> _Material for this task_
★ ★ ★ ★ ★
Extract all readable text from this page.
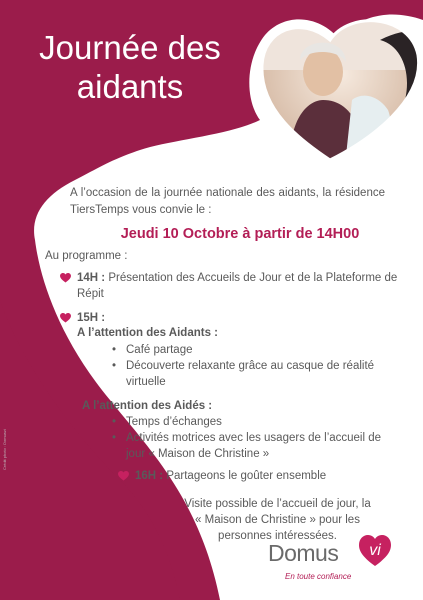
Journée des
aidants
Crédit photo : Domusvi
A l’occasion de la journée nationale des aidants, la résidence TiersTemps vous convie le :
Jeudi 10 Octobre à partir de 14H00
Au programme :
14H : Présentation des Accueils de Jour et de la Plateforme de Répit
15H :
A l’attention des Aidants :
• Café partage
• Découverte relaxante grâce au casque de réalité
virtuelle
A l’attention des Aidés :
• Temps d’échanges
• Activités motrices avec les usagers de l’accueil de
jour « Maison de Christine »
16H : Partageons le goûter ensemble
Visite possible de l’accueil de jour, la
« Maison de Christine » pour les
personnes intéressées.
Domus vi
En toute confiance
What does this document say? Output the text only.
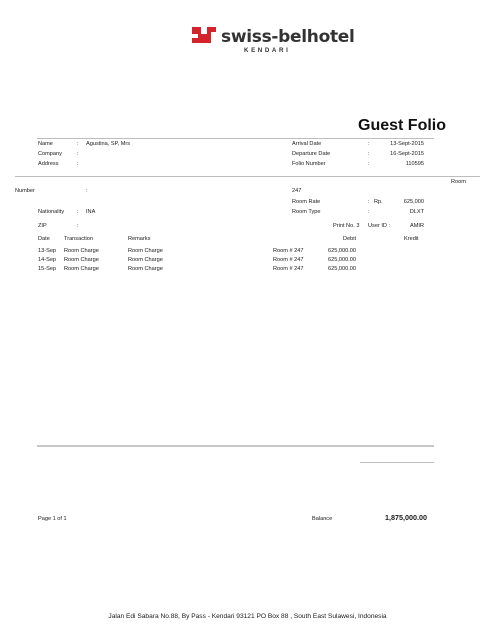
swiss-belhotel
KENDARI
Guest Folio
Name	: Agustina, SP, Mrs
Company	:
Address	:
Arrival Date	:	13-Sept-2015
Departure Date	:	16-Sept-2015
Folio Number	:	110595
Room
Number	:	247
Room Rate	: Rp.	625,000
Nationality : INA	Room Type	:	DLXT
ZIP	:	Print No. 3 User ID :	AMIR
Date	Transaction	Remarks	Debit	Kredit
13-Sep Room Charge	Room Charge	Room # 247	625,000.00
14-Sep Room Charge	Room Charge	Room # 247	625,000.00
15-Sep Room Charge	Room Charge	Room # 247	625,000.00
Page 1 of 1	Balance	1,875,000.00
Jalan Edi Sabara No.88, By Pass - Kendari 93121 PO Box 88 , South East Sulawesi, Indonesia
★ ★ ★ ★ ★
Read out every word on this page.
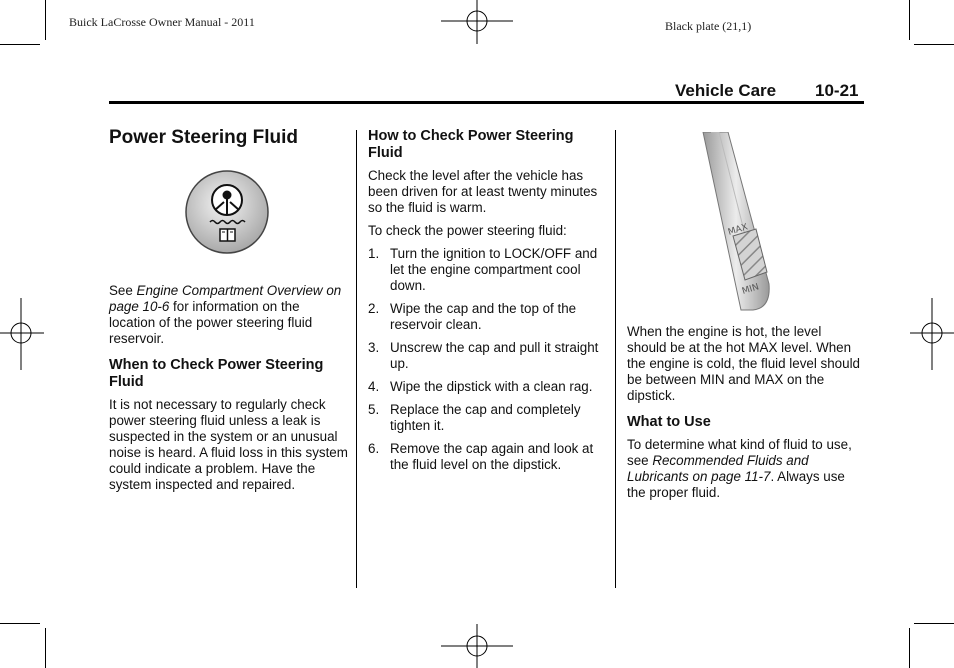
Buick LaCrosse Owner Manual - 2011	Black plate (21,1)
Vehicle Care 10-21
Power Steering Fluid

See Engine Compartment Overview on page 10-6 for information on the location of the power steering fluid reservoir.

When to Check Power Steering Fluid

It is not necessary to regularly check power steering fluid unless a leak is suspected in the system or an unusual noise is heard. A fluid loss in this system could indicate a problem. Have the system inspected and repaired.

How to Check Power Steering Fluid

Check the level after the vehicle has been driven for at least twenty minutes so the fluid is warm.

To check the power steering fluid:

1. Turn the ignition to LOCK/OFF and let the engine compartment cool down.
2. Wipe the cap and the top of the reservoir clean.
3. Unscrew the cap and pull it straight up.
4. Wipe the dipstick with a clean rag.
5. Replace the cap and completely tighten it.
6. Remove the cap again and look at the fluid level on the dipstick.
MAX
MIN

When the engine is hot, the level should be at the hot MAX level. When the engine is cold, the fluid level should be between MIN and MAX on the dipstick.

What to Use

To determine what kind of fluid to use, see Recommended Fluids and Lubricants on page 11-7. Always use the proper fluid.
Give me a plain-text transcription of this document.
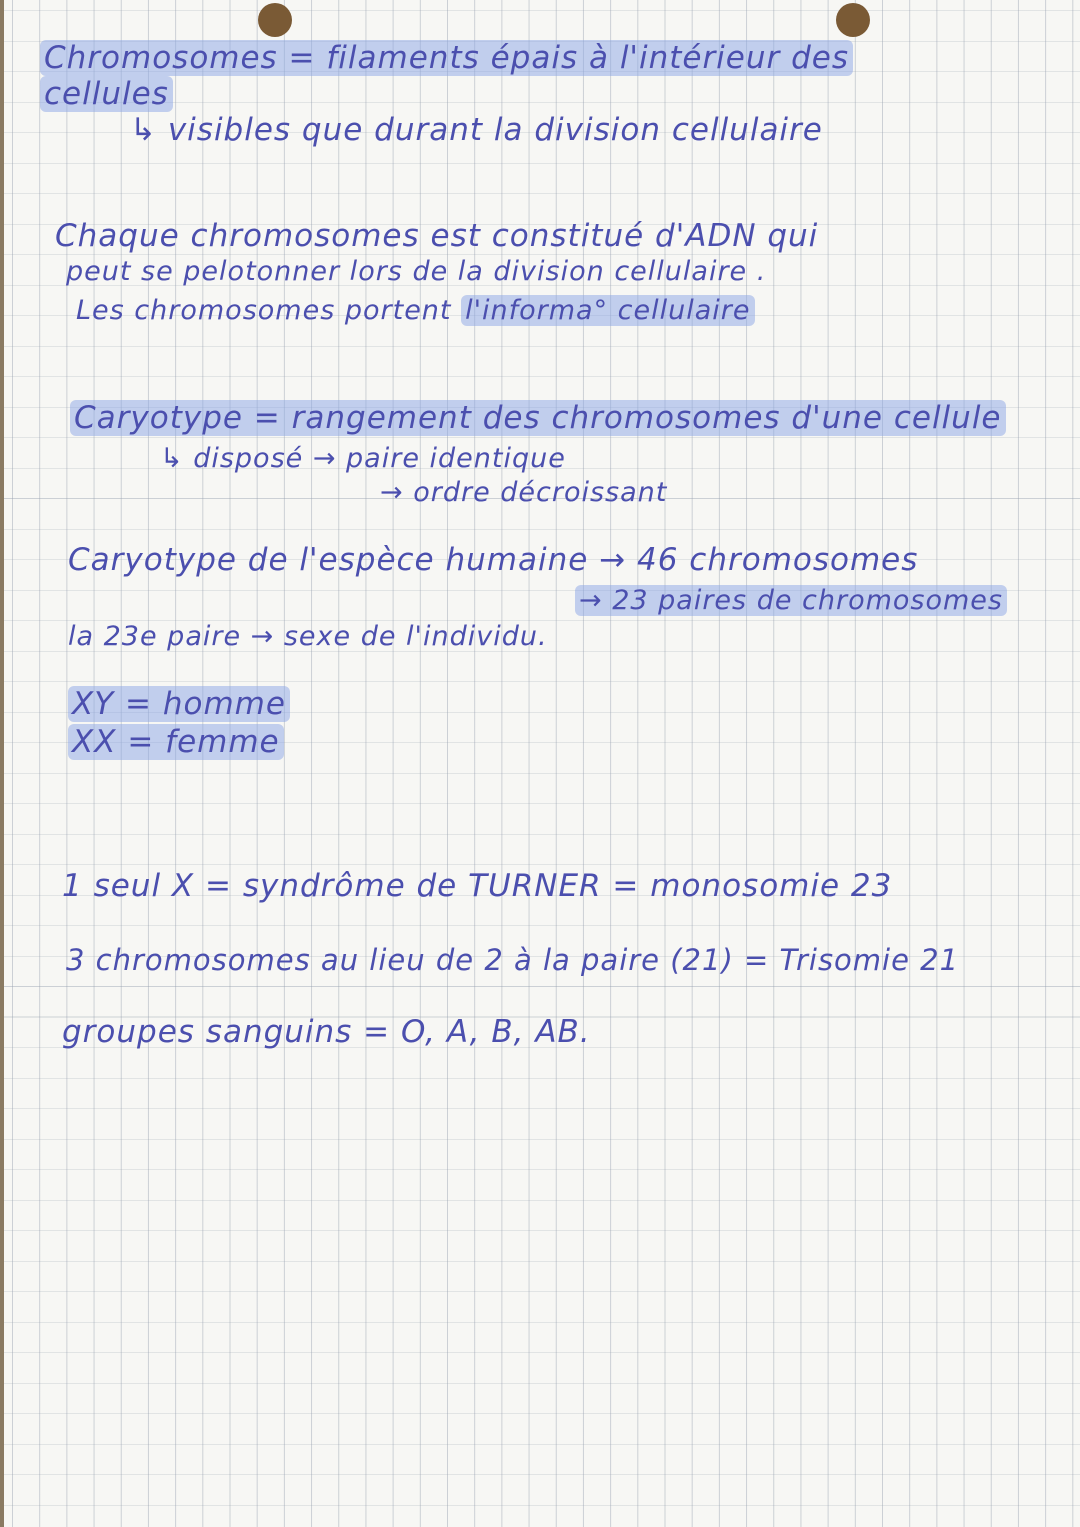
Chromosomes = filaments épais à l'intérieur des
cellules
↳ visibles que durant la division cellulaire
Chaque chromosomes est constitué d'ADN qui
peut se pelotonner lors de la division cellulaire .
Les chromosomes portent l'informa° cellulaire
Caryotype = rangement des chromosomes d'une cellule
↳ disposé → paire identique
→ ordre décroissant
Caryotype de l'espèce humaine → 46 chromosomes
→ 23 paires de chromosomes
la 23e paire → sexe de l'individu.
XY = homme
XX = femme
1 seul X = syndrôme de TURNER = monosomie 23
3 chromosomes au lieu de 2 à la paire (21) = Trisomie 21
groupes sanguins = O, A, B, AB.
★ ★ ★ ★ ★
> _What you will do_
In the entries above, some lines may contain the string "clean"; report how many, without additional comment.

> _Answer to the task_
2